Problem description —
Check every line below for the string "Datenbank", and copy the lines that contain it.

------ Data provided ------

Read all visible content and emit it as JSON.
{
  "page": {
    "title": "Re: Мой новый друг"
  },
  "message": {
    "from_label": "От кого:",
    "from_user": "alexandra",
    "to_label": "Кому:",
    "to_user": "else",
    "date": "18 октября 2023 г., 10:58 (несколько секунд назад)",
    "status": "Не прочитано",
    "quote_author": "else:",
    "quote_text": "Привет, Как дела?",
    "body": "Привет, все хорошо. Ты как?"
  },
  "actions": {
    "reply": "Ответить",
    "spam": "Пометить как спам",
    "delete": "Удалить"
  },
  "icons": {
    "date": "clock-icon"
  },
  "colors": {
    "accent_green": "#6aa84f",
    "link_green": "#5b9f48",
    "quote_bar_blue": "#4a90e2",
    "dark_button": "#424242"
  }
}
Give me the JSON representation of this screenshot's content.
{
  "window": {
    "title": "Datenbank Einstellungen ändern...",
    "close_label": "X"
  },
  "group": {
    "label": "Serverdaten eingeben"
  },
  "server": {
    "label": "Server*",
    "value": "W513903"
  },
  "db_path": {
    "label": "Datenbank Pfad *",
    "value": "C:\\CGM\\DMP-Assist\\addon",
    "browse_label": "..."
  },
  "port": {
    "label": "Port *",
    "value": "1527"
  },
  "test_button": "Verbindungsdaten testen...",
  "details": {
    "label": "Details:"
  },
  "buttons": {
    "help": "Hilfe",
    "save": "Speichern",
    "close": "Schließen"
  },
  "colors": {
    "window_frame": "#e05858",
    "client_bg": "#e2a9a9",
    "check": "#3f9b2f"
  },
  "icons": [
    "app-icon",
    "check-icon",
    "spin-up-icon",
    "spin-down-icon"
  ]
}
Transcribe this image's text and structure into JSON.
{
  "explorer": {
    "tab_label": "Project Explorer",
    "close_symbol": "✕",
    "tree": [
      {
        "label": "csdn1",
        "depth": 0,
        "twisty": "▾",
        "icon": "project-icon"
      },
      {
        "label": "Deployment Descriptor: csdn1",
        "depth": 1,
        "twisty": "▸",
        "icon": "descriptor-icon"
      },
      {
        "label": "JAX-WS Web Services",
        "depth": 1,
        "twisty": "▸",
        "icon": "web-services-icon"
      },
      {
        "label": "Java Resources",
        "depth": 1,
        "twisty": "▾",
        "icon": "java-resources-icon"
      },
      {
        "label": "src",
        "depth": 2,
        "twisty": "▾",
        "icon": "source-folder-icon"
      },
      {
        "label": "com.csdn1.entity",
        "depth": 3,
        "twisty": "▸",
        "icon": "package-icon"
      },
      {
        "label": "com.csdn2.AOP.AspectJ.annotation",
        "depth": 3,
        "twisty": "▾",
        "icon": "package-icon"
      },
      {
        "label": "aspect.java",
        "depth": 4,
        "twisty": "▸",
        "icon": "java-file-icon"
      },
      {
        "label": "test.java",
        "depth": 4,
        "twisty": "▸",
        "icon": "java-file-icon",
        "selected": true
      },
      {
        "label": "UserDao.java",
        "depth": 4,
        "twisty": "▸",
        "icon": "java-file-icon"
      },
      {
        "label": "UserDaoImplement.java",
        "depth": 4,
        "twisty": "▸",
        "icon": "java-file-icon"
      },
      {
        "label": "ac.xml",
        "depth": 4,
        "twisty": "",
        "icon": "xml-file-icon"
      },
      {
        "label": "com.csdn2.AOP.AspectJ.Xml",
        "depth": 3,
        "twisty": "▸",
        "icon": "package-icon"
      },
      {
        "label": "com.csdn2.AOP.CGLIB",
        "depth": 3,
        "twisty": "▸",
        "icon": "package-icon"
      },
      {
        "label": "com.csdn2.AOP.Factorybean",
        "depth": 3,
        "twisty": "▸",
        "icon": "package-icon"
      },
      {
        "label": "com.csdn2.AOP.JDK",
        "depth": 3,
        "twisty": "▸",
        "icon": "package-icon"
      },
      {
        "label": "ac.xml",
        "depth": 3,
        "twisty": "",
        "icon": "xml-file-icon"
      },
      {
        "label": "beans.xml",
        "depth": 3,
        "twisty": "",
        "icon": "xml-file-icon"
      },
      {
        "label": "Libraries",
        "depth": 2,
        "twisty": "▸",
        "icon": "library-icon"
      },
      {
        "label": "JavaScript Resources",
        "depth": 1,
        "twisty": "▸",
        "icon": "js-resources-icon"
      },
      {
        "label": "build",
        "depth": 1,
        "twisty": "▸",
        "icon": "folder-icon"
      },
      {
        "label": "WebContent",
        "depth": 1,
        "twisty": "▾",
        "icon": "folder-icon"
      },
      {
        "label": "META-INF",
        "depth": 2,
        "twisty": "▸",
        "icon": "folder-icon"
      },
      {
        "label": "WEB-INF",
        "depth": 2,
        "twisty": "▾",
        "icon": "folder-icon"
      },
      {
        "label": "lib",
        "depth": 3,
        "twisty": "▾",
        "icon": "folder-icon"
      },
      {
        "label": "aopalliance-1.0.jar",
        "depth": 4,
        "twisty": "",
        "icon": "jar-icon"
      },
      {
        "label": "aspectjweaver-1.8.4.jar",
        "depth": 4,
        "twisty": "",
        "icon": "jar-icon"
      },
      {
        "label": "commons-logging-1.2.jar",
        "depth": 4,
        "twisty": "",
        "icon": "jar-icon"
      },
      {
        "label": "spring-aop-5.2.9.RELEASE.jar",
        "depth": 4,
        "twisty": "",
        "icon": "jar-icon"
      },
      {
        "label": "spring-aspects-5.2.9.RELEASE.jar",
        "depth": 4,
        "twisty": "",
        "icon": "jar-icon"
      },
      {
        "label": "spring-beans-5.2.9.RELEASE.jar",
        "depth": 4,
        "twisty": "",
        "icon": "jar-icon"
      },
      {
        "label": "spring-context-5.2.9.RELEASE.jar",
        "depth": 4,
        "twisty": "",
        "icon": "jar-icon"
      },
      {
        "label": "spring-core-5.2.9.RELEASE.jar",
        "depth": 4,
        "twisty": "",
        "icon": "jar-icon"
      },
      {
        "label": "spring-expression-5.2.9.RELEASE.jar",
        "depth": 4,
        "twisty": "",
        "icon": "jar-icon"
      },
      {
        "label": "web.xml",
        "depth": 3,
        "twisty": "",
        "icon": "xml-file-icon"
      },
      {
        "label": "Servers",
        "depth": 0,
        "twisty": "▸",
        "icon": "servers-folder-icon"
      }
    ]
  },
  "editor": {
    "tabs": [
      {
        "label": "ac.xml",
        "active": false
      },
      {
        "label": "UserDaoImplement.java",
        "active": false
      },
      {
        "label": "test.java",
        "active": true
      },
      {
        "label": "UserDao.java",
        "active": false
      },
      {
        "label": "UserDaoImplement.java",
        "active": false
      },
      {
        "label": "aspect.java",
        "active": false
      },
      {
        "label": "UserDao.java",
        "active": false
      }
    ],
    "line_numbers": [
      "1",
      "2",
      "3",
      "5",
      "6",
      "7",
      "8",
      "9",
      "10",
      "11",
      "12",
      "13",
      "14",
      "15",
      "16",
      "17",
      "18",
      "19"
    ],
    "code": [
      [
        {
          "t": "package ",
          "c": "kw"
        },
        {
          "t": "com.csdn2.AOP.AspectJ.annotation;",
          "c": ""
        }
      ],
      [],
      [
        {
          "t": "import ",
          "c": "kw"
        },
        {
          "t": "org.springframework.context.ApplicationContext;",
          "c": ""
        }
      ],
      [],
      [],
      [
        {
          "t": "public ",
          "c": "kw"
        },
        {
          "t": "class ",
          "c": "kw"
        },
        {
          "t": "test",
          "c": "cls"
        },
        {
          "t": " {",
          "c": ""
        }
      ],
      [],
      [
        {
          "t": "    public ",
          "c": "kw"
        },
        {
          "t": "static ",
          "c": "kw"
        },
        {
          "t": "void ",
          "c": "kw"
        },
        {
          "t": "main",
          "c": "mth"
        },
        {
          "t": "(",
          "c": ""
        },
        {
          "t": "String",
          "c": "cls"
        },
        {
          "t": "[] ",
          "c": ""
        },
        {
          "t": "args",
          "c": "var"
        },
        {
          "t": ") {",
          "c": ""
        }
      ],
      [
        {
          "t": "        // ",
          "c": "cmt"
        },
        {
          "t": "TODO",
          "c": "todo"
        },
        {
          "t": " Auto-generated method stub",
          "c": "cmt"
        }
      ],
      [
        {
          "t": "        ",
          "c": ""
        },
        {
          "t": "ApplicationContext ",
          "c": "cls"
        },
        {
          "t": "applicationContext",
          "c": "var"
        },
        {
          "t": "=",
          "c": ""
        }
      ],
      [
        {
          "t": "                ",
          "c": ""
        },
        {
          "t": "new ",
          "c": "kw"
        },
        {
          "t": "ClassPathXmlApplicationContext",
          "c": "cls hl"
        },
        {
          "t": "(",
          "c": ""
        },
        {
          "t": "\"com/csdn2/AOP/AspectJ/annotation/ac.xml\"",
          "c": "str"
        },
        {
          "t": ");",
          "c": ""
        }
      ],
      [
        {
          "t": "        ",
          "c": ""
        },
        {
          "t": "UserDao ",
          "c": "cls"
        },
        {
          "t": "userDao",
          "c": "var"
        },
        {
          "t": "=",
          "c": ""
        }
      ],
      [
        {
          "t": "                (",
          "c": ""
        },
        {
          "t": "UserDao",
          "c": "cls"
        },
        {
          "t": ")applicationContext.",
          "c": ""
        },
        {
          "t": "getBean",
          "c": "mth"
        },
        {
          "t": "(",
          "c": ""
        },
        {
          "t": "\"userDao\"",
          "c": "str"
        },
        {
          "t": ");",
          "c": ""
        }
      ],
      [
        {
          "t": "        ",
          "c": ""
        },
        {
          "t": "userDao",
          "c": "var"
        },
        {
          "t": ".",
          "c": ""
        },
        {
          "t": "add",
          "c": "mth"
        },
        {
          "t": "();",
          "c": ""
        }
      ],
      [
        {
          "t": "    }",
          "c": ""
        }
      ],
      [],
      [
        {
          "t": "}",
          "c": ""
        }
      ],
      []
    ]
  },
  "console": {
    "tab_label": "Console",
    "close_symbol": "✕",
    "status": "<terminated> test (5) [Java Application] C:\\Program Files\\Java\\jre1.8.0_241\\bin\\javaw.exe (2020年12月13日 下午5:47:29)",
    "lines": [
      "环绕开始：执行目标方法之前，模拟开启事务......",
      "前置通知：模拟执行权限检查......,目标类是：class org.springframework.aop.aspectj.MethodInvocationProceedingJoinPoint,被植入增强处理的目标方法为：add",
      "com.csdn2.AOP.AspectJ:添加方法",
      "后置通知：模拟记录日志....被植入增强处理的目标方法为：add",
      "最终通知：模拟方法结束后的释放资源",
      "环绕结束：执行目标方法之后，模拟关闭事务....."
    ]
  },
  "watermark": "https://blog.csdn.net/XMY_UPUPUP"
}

------

Exercise response —
    "title": "Datenbank Einstellungen ändern...",
    "label": "Datenbank Pfad *",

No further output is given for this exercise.